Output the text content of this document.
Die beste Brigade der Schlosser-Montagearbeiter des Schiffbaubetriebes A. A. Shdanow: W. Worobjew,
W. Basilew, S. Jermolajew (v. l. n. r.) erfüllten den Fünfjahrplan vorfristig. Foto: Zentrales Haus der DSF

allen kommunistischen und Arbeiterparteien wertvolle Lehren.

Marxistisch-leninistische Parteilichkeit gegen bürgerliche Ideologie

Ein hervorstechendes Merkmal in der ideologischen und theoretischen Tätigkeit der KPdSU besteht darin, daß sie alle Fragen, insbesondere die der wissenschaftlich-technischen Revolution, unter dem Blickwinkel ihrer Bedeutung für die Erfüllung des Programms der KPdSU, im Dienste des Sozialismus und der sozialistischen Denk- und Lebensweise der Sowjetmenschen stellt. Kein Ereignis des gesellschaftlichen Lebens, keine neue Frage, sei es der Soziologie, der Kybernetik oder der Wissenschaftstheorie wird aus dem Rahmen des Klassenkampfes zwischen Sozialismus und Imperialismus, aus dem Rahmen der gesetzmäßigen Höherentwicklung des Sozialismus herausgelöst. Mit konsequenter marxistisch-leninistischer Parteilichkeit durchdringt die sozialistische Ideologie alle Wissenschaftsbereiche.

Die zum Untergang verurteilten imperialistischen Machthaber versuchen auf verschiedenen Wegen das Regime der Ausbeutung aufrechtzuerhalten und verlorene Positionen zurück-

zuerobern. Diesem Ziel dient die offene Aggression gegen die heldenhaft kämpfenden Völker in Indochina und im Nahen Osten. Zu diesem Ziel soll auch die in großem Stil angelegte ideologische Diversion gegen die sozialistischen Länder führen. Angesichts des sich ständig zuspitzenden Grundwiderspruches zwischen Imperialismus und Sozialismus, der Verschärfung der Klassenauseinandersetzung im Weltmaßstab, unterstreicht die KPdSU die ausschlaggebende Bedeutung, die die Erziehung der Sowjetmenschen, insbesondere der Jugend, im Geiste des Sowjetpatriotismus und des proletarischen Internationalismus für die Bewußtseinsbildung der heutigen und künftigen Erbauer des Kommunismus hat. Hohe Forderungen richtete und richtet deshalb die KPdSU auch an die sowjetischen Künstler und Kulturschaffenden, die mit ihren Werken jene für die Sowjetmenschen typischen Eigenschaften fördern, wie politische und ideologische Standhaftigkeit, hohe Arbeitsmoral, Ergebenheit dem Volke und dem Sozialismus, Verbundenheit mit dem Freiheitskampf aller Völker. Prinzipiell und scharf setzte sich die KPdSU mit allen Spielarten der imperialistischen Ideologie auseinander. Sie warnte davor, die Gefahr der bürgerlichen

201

::::::

## EXERCISE REQUIREMENTS
Your task is to reproduce all of the records exactly.

## WORKED ANSWER
Output the text content of this document.
Die beste Brigade der Schlosser-Montagearbeiter des Schiffbaubetriebes A. A. Shdanow: W. Worobjew,
W. Basilew, S. Jermolajew (v. l. n. r.) erfüllten den Fünfjahrplan vorfristig. Foto: Zentrales Haus der DSF

allen kommunistischen und Arbeiterparteien wertvolle Lehren.

Marxistisch-leninistische Parteilichkeit gegen bürgerliche Ideologie

Ein hervorstechendes Merkmal in der ideologischen und theoretischen Tätigkeit der KPdSU besteht darin, daß sie alle Fragen, insbesondere die der wissenschaftlich-technischen Revolution, unter dem Blickwinkel ihrer Bedeutung für die Erfüllung des Programms der KPdSU, im Dienste des Sozialismus und der sozialistischen Denk- und Lebensweise der Sowjetmenschen stellt. Kein Ereignis des gesellschaftlichen Lebens, keine neue Frage, sei es der Soziologie, der Kybernetik oder der Wissenschaftstheorie wird aus dem Rahmen des Klassenkampfes zwischen Sozialismus und Imperialismus, aus dem Rahmen der gesetzmäßigen Höherentwicklung des Sozialismus herausgelöst. Mit konsequenter marxistisch-leninistischer Parteilichkeit durchdringt die sozialistische Ideologie alle Wissenschaftsbereiche.

Die zum Untergang verurteilten imperialistischen Machthaber versuchen auf verschiedenen Wegen das Regime der Ausbeutung aufrechtzuerhalten und verlorene Positionen zurück-

zuerobern. Diesem Ziel dient die offene Aggression gegen die heldenhaft kämpfenden Völker in Indochina und im Nahen Osten. Zu diesem Ziel soll auch die in großem Stil angelegte ideologische Diversion gegen die sozialistischen Länder führen. Angesichts des sich ständig zuspitzenden Grundwiderspruches zwischen Imperialismus und Sozialismus, der Verschärfung der Klassenauseinandersetzung im Weltmaßstab, unterstreicht die KPdSU die ausschlaggebende Bedeutung, die die Erziehung der Sowjetmenschen, insbesondere der Jugend, im Geiste des Sowjetpatriotismus und des proletarischen Internationalismus für die Bewußtseinsbildung der heutigen und künftigen Erbauer des Kommunismus hat. Hohe Forderungen richtete und richtet deshalb die KPdSU auch an die sowjetischen Künstler und Kulturschaffenden, die mit ihren Werken jene für die Sowjetmenschen typischen Eigenschaften fördern, wie politische und ideologische Standhaftigkeit, hohe Arbeitsmoral, Ergebenheit dem Volke und dem Sozialismus, Verbundenheit mit dem Freiheitskampf aller Völker. Prinzipiell und scharf setzte sich die KPdSU mit allen Spielarten der imperialistischen Ideologie auseinander. Sie warnte davor, die Gefahr der bürgerlichen

201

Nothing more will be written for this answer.